### [Description of the task]
Extract each line containing the string "heading".

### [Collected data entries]

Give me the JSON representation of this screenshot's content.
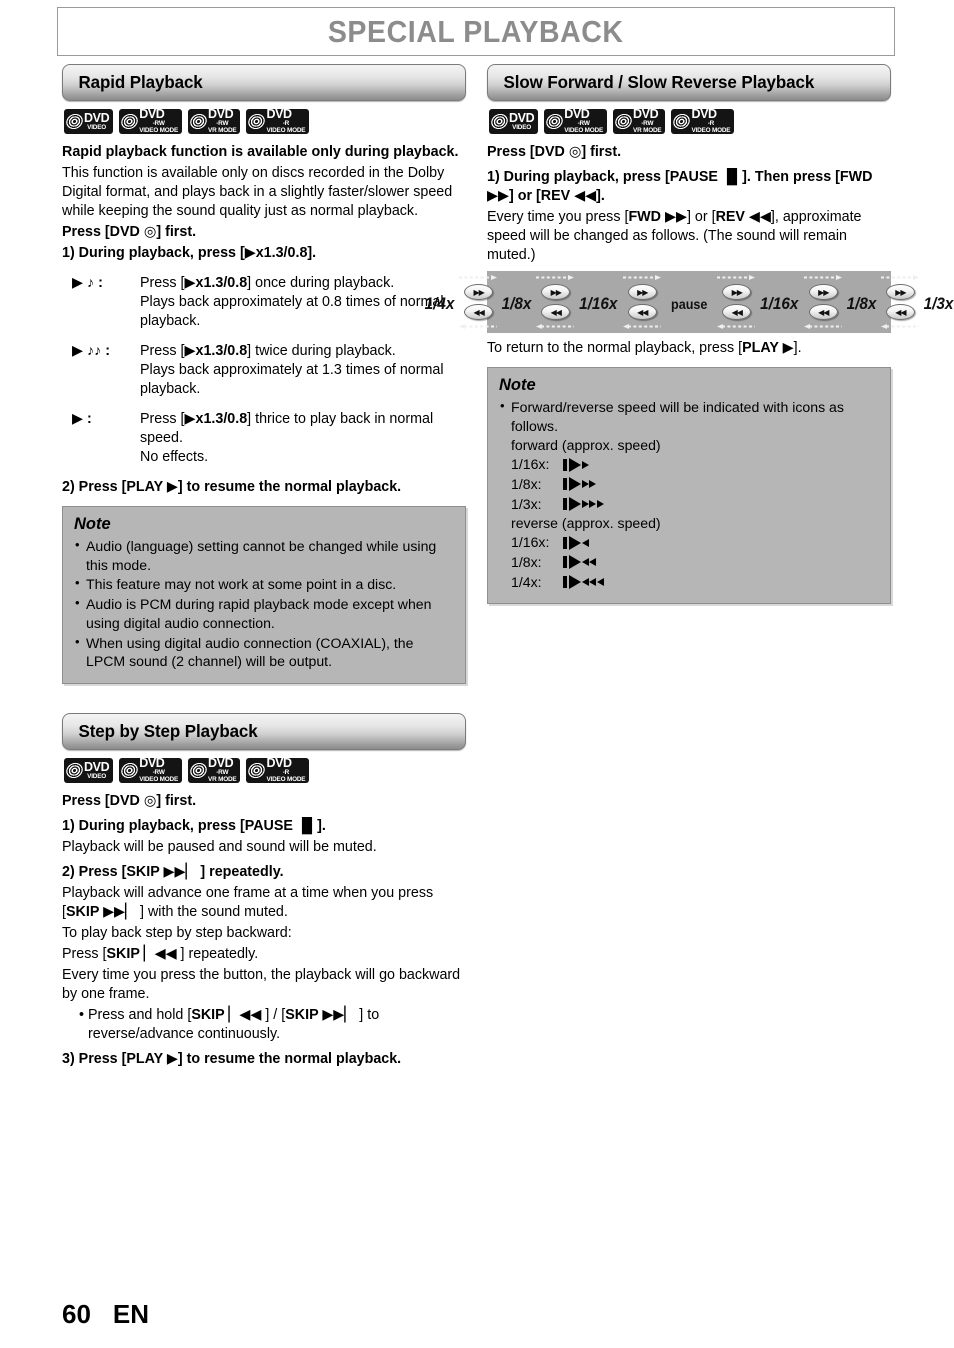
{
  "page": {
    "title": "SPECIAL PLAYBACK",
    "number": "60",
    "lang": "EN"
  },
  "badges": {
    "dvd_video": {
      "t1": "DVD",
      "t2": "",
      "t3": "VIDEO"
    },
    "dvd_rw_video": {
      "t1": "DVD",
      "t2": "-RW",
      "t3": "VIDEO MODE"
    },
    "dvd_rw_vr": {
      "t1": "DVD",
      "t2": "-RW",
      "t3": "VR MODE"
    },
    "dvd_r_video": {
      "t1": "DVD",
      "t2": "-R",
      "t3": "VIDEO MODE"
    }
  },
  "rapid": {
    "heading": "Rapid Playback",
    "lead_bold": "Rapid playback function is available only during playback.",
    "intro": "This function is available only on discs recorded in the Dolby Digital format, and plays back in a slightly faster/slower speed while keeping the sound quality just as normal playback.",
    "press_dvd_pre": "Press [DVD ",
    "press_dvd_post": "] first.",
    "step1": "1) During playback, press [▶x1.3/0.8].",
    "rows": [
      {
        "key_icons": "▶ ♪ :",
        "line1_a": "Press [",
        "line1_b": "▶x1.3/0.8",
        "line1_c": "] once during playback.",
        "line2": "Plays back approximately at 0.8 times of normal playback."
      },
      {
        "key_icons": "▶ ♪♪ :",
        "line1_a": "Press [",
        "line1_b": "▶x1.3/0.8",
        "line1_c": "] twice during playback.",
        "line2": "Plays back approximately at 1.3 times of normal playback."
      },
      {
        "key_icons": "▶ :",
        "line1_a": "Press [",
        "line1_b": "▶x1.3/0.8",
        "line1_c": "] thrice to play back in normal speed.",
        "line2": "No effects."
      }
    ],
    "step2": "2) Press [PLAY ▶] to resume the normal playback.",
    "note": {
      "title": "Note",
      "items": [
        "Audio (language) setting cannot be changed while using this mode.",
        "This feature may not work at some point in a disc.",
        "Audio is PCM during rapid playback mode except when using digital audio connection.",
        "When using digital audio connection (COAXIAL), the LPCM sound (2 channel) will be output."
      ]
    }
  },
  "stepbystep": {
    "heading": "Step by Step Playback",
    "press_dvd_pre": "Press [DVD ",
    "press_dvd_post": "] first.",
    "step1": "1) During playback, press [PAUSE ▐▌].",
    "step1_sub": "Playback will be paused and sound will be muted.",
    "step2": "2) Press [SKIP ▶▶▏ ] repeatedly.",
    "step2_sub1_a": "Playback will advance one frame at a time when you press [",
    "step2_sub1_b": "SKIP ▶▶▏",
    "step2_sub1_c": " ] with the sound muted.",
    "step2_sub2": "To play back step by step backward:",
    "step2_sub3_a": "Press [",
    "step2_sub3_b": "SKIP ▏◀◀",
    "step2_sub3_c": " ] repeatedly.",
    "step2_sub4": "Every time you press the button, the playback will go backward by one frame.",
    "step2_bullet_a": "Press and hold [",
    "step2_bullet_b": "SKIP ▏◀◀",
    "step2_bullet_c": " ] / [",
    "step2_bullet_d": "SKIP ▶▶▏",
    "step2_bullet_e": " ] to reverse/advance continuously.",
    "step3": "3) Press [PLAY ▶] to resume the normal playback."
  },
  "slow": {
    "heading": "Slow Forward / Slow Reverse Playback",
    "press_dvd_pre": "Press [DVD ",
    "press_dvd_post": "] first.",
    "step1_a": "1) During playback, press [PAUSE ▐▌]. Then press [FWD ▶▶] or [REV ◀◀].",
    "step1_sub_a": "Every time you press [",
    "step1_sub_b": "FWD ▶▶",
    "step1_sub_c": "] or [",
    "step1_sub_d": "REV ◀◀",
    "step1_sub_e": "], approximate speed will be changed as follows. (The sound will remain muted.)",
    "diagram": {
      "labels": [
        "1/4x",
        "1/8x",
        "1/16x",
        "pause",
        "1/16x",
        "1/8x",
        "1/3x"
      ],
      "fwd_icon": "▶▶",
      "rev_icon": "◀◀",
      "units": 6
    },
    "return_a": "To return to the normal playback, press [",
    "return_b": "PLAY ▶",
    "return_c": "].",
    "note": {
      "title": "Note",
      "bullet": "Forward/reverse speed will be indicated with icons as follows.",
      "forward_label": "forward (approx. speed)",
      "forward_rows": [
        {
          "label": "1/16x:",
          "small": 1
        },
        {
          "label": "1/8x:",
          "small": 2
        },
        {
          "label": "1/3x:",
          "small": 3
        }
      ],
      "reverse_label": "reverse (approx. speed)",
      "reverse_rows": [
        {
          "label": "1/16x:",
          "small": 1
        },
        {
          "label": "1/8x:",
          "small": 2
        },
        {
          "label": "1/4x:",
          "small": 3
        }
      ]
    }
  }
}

--

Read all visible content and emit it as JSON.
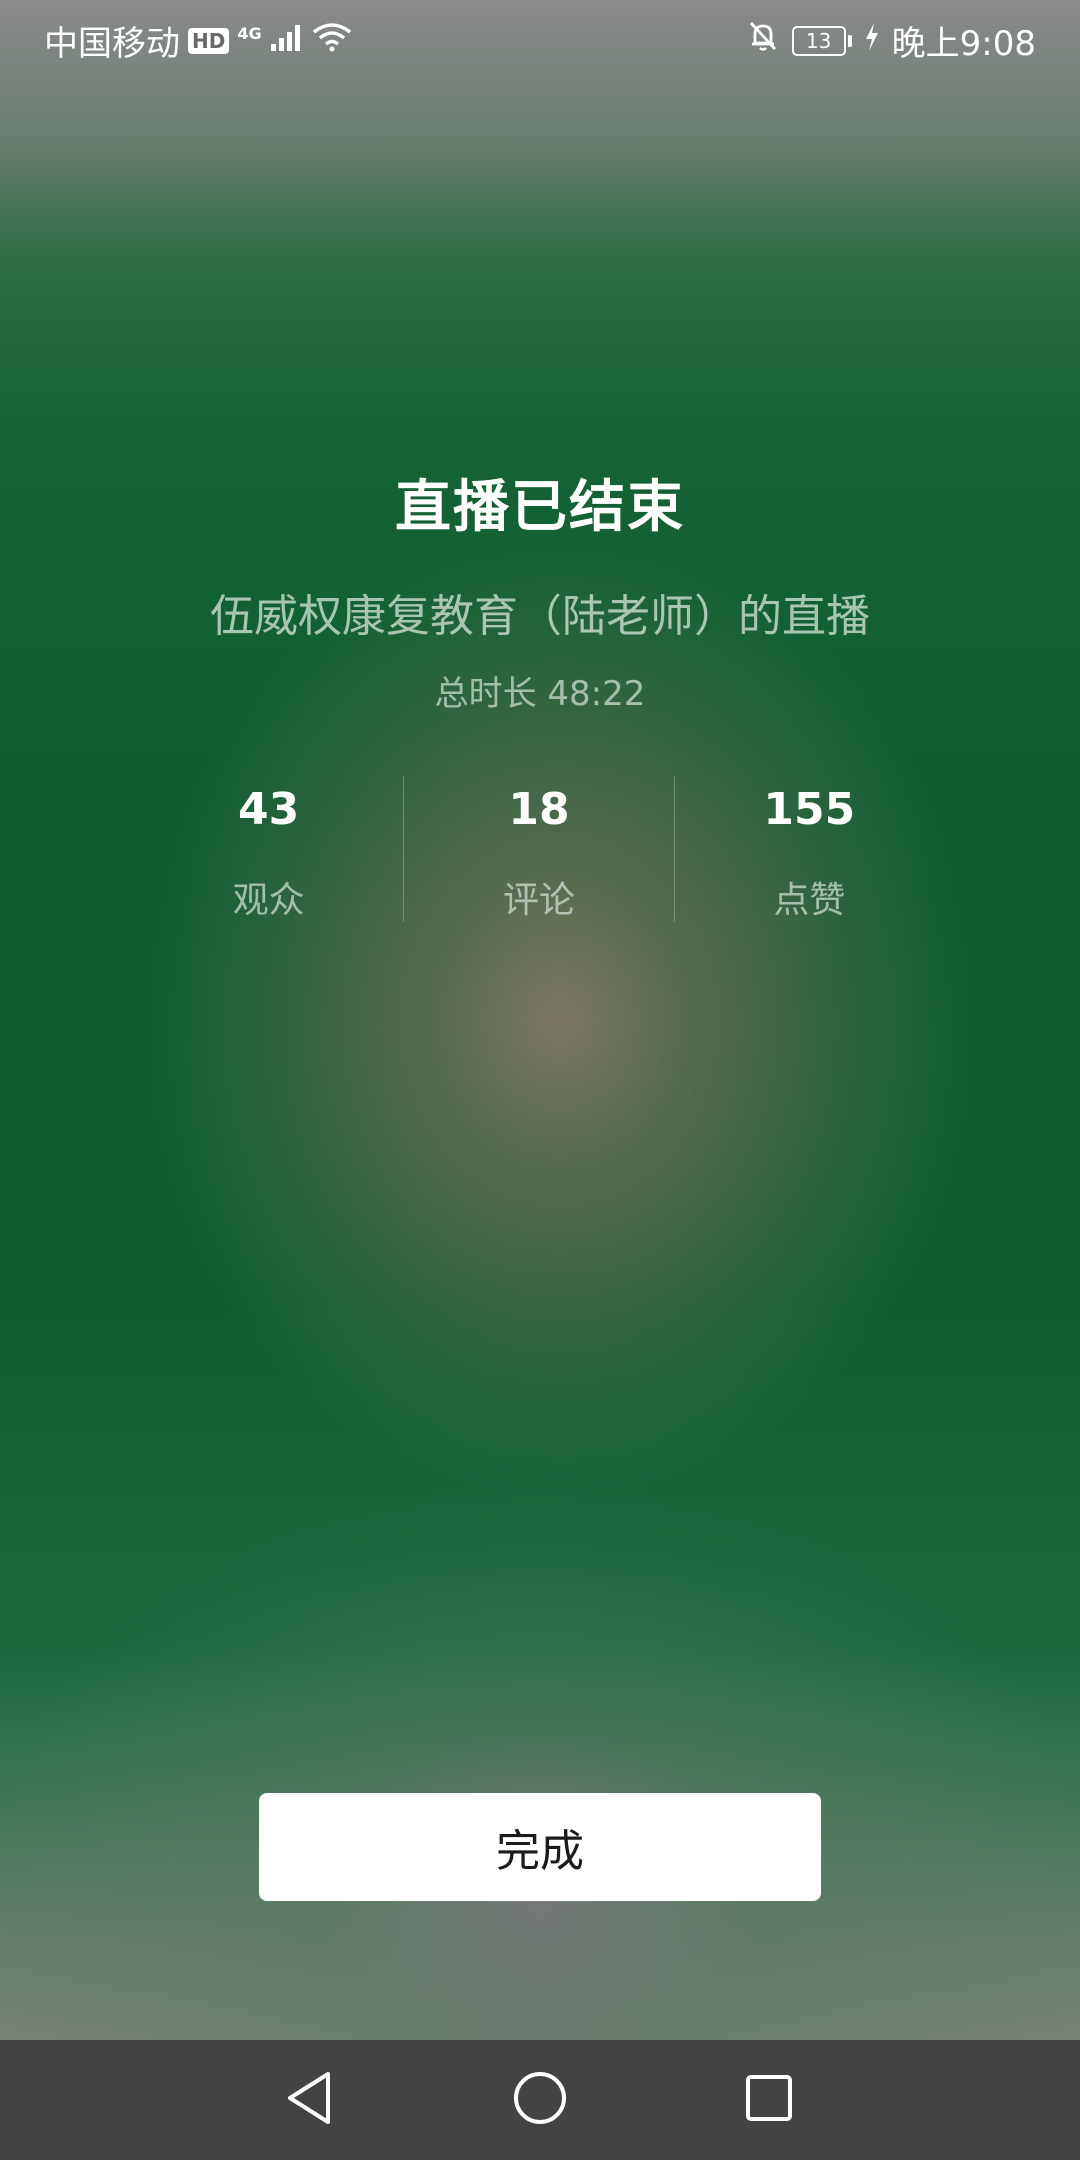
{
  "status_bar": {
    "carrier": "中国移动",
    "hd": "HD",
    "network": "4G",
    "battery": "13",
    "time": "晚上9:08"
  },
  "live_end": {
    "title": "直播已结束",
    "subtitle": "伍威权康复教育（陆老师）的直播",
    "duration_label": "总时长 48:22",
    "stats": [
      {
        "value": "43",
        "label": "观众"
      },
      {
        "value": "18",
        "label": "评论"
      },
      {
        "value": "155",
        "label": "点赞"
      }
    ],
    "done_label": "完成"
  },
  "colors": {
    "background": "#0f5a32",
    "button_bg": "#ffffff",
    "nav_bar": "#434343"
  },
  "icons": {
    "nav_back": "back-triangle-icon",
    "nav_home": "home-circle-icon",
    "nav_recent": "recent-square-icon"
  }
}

### [Result]
    "heading": "Rapid Playback",
    "heading": "Step by Step Playback",
    "heading": "Slow Forward / Slow Reverse Playback",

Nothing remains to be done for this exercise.